Only a number is wanted: how many lines of the entries include the string "Steak"?

_Entries supplied:_
:::

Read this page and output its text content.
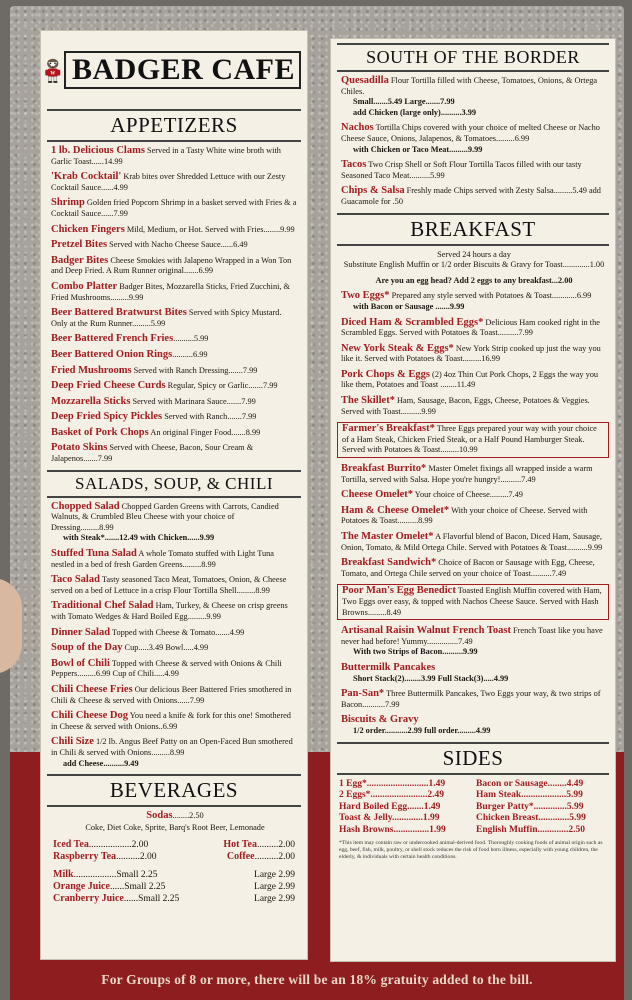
W BADGER CAFE
APPETIZERS
1 lb. Delicious Clams Served in a Tasty White wine broth with Garlic Toast......14.99
'Krab Cocktail' Krab bites over Shredded Lettuce with our Zesty Cocktail Sauce......4.99
Shrimp Golden fried Popcorn Shrimp in a basket served with Fries & a Cocktail Sauce......7.99
Chicken Fingers Mild, Medium, or Hot. Served with Fries........9.99
Pretzel Bites Served with Nacho Cheese Sauce......6.49
Badger Bites Cheese Smokies with Jalapeno Wrapped in a Won Ton and Deep Fried. A Rum Runner original.......6.99
Combo Platter Badger Bites, Mozzarella Sticks, Fried Zucchini, & Fried Mushrooms.........9.99
Beer Battered Bratwurst Bites Served with Spicy Mustard. Only at the Rum Runner.........5.99
Beer Battered French Fries..........5.99
Beer Battered Onion Rings..........6.99
Fried Mushrooms Served with Ranch Dressing.......7.99
Deep Fried Cheese Curds Regular, Spicy or Garlic.......7.99
Mozzarella Sticks Served with Marinara Sauce.......7.99
Deep Fried Spicy Pickles Served with Ranch.......7.99
Basket of Pork Chops An original Finger Food.......8.99
Potato Skins Served with Cheese, Bacon, Sour Cream & Jalapenos.......7.99
SALADS, SOUP, & CHILI
Chopped Salad Chopped Garden Greens with Carrots, Candied Walnuts, & Crumbled Bleu Cheese with your choice of Dressing.........8.99
with Steak*.......12.49 with Chicken......9.99
Stuffed Tuna Salad A whole Tomato stuffed with Light Tuna nestled in a bed of fresh Garden Greens.........8.99
Taco Salad Tasty seasoned Taco Meat, Tomatoes, Onion, & Cheese served on a bed of Lettuce in a crisp Flour Tortilla Shell.........8.99
Traditional Chef Salad Ham, Turkey, & Cheese on crisp greens with Tomato Wedges & Hard Boiled Egg.........9.99
Dinner Salad Topped with Cheese & Tomato.......4.99
Soup of the Day Cup.....3.49 Bowl.....4.99
Bowl of Chili Topped with Cheese & served with Onions & Chili Peppers.........6.99 Cup of Chili.....4.99
Chili Cheese Fries Our delicious Beer Battered Fries smothered in Chili & Cheese & served with Onions......7.99
Chili Cheese Dog You need a knife & fork for this one! Smothered in Cheese & served with Onions..6.99
Chili Size 1/2 lb. Angus Beef Patty on an Open-Faced Bun smothered in Chili & served with Onions.........8.99
add Cheese..........9.49
BEVERAGES
Sodas........2.50
Coke, Diet Coke, Sprite, Barq's Root Beer, Lemonade
Iced Tea..................2.00	Hot Tea.........2.00
Raspberry Tea..........2.00	Coffee..........2.00
Milk..................Small 2.25	Large 2.99
Orange Juice......Small 2.25	Large 2.99
Cranberry Juice......Small 2.25	Large 2.99
SOUTH OF THE BORDER
Quesadilla Flour Tortilla filled with Cheese, Tomatoes, Onions, & Ortega Chiles.
Small.......5.49 Large.......7.99
add Chicken (large only)..........3.99
Nachos Tortilla Chips covered with your choice of melted Cheese or Nacho Cheese Sauce, Onions, Jalapenos, & Tomatoes.........6.99
with Chicken or Taco Meat.........9.99
Tacos Two Crisp Shell or Soft Flour Tortilla Tacos filled with our tasty Seasoned Taco Meat..........5.99
Chips & Salsa Freshly made Chips served with Zesty Salsa.........5.49 add Guacamole for .50
BREAKFAST
Served 24 hours a day
Substitute English Muffin or 1/2 order Biscuits & Gravy for Toast.............1.00
Are you an egg head? Add 2 eggs to any breakfast...2.00
Two Eggs* Prepared any style served with Potatoes & Toast............6.99
with Bacon or Sausage .......9.99
Diced Ham & Scrambled Eggs* Delicious Ham cooked right in the Scrambled Eggs. Served with Potatoes & Toast..........7.99
New York Steak & Eggs* New York Strip cooked up just the way you like it. Served with Potatoes & Toast.........16.99
Pork Chops & Eggs (2) 4oz Thin Cut Pork Chops, 2 Eggs the way you like them, Potatoes and Toast ........11.49
The Skillet* Ham, Sausage, Bacon, Eggs, Cheese, Potatoes & Veggies. Served with Toast..........9.99
Farmer's Breakfast* Three Eggs prepared your way with your choice of a Ham Steak, Chicken Fried Steak, or a Half Pound Hamburger Steak. Served with Potatoes & Toast.........10.99
Breakfast Burrito* Master Omelet fixings all wrapped inside a warm Tortilla, served with Salsa. Hope you're hungry!..........7.49
Cheese Omelet* Your choice of Cheese.........7.49
Ham & Cheese Omelet* With your choice of Cheese. Served with Potatoes & Toast..........8.99
The Master Omelet* A Flavorful blend of Bacon, Diced Ham, Sausage, Onion, Tomato, & Mild Ortega Chile. Served with Potatoes & Toast..........9.99
Breakfast Sandwich* Choice of Bacon or Sausage with Egg, Cheese, Tomato, and Ortega Chile served on your choice of Toast..........7.49
Poor Man's Egg Benedict Toasted English Muffin covered with Ham, Two Eggs over easy, & topped with Nachos Cheese Sauce. Served with Hash Browns.........8.49
Artisanal Raisin Walnut French Toast French Toast like you have never had before! Yummy...............7.49
With two Strips of Bacon..........9.99
Buttermilk Pancakes
Short Stack(2)........3.99 Full Stack(3).....4.99
Pan-San* Three Buttermilk Pancakes, Two Eggs your way, & two strips of Bacon...........7.99
Biscuits & Gravy
1/2 order...........2.99 full order.........4.99
SIDES
1 Egg*..........................1.49	Bacon or Sausage........4.49
2 Eggs*........................2.49	Ham Steak...................5.99
Hard Boiled Egg.......1.49	Burger Patty*..............5.99
Toast & Jelly.............1.99	Chicken Breast.............5.99
Hash Browns...............1.99	English Muffin.............2.50
*This item may contain raw or undercooked animal-derived food. Thoroughly cooking foods of animal origin such as egg, beef, fish, milk, poultry, or shell stock reduces the risk of food born illness, especially with young children, the elderly, & individuals with certain health conditions.
For Groups of 8 or more, there will be an 18% gratuity added to the bill.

:::

_Answer to the problem:_ 4